▶ _Request_
Below are entries. Pull out all lines containing "this".

==== Material supplied

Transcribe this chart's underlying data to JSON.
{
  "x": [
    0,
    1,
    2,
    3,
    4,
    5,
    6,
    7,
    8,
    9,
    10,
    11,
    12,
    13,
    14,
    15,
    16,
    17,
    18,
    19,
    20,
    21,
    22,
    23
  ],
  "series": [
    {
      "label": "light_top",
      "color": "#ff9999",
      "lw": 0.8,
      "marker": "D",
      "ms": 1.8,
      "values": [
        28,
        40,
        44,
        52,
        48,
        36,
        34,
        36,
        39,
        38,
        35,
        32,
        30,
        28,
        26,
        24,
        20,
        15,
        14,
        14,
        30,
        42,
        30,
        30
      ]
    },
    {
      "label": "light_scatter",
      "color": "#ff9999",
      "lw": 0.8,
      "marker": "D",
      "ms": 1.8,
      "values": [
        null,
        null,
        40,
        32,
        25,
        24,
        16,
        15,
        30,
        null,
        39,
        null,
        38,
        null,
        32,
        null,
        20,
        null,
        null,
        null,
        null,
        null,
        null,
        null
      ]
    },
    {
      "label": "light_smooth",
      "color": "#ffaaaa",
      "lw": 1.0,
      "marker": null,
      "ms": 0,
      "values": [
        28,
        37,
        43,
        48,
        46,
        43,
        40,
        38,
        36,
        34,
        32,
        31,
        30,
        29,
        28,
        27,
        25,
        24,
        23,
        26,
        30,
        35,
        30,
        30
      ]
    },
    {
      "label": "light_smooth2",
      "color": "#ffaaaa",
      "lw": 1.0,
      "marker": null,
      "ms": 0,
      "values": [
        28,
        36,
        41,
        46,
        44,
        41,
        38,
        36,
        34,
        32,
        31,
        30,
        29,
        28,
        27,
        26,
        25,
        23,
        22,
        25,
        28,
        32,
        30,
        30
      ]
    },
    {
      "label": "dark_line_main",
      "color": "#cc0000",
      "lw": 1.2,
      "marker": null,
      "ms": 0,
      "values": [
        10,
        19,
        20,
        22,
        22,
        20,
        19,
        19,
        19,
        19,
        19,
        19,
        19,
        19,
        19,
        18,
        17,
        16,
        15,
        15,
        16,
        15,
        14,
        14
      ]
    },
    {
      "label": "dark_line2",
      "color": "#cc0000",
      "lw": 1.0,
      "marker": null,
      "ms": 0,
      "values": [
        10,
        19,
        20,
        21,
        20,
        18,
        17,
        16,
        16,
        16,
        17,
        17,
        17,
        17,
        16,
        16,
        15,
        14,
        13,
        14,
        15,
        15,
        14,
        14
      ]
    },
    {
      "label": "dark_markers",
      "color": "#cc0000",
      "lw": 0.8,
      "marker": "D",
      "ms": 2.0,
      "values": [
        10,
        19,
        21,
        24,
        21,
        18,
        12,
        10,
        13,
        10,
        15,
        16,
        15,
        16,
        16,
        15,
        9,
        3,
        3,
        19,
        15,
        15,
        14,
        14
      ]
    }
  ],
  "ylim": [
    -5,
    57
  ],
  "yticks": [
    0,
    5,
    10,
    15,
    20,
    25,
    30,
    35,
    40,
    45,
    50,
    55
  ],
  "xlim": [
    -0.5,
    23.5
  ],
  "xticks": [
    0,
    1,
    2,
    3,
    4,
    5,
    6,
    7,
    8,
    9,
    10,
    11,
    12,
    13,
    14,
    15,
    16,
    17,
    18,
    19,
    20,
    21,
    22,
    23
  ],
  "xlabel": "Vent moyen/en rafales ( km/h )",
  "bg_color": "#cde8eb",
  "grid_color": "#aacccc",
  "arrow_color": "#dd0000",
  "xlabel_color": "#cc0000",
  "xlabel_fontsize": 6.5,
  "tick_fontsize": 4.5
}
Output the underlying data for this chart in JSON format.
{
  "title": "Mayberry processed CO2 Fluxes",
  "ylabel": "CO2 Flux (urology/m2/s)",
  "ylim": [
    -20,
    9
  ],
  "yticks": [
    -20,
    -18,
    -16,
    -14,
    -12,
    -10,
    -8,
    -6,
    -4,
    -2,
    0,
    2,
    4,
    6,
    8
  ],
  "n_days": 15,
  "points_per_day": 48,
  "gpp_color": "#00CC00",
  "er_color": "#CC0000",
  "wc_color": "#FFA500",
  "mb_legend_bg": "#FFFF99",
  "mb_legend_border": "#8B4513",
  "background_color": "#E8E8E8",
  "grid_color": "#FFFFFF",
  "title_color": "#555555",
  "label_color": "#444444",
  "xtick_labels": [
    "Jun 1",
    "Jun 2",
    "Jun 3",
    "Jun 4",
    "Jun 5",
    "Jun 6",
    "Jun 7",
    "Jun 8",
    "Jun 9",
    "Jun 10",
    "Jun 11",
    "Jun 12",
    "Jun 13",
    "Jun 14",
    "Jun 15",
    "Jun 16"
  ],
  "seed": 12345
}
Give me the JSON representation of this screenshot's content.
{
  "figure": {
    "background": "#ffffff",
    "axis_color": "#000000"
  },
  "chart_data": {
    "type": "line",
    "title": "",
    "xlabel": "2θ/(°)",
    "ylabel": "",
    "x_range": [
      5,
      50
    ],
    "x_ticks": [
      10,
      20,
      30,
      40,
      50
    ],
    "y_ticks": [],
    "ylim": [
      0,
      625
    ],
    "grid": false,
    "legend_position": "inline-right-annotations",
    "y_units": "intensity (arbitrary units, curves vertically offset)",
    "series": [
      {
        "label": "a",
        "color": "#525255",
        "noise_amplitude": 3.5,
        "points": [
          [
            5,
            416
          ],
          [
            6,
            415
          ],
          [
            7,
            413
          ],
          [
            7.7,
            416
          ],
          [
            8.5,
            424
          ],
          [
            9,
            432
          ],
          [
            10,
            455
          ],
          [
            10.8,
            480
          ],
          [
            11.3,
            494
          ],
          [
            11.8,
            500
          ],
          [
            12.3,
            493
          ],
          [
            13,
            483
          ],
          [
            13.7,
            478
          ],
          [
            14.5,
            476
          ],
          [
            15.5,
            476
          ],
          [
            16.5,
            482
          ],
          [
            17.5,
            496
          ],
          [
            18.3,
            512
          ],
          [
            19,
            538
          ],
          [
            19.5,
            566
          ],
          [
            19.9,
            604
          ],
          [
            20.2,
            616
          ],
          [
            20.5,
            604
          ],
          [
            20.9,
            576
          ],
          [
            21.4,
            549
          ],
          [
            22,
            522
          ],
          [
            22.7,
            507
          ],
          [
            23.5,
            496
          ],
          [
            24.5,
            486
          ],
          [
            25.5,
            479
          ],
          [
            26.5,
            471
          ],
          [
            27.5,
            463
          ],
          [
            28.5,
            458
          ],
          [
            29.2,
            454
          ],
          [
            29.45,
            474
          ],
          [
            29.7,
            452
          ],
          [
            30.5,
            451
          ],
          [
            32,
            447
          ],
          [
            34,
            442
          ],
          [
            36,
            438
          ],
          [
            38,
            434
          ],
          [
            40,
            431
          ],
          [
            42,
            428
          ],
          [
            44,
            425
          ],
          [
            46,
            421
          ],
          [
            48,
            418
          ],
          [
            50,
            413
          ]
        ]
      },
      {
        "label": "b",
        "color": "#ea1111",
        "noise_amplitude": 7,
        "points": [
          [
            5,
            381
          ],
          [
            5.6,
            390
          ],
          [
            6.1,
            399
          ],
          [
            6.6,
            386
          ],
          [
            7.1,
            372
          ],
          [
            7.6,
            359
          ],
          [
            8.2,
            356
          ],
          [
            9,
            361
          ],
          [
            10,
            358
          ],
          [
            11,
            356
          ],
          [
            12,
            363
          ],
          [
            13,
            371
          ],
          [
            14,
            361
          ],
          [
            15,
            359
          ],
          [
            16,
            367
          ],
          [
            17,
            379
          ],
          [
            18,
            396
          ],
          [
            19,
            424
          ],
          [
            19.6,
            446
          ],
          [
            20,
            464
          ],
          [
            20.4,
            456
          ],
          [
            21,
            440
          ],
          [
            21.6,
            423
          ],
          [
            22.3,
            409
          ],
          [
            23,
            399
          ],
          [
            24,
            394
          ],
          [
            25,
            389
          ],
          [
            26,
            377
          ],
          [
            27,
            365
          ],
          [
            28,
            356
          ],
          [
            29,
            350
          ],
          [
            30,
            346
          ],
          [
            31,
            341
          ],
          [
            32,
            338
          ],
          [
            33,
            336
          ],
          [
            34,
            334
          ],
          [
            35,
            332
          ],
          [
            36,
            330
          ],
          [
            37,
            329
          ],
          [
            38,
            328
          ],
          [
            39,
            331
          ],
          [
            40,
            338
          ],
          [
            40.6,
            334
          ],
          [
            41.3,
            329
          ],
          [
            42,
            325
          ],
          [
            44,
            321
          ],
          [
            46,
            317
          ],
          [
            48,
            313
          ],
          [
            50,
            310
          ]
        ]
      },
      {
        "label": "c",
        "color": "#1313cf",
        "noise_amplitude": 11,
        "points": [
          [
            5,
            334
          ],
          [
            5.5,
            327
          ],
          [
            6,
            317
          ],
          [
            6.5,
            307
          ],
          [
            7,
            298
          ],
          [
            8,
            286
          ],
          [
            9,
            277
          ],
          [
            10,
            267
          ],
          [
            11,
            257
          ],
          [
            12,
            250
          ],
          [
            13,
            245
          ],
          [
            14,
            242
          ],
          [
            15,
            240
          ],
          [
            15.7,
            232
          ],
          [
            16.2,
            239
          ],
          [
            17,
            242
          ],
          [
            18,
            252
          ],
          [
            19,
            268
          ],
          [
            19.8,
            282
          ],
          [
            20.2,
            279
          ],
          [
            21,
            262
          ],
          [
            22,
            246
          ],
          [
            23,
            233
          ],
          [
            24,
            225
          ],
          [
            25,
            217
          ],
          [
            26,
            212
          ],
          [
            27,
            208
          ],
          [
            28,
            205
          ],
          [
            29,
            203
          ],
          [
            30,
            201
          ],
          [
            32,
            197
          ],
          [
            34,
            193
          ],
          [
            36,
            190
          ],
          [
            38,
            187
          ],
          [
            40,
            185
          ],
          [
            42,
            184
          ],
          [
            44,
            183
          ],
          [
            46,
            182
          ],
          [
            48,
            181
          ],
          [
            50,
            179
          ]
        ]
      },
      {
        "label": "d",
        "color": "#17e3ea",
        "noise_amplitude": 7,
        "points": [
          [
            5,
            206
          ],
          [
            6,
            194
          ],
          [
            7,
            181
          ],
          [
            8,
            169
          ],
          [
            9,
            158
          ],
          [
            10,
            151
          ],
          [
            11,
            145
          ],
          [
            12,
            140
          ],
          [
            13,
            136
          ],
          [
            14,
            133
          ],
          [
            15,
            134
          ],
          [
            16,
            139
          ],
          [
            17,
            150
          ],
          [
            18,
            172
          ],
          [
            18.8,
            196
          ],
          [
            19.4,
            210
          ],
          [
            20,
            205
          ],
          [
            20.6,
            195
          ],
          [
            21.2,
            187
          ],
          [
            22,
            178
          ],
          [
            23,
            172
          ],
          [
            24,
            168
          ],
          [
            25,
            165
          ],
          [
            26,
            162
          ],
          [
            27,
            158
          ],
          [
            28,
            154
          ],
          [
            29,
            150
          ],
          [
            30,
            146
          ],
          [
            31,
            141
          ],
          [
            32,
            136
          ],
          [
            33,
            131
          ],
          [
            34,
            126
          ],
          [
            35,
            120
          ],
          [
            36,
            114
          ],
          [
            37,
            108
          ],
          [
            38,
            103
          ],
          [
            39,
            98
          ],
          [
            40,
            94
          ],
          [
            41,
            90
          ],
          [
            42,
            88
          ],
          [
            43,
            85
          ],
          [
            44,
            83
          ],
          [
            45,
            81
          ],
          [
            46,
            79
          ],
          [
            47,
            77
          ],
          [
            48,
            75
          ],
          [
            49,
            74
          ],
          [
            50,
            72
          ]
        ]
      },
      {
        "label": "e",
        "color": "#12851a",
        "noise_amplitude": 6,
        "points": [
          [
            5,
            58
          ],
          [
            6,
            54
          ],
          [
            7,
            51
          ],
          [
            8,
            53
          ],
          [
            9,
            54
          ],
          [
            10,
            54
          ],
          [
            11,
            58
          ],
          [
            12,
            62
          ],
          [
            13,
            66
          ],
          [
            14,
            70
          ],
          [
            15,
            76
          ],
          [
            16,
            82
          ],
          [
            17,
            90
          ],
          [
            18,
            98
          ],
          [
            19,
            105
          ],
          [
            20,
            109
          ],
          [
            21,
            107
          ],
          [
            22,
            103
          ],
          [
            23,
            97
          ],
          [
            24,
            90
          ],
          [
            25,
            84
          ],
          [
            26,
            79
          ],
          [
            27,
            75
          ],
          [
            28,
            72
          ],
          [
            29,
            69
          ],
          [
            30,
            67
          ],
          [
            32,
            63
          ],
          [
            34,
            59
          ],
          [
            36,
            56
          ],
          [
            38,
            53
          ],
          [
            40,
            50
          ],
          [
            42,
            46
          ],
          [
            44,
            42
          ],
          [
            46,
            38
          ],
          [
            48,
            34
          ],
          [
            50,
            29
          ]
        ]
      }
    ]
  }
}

========

▶ _Task response_
Transcribe this chart's underlying data to JSON.
Output the underlying data for this chart in JSON format.
Give me the JSON representation of this screenshot's content.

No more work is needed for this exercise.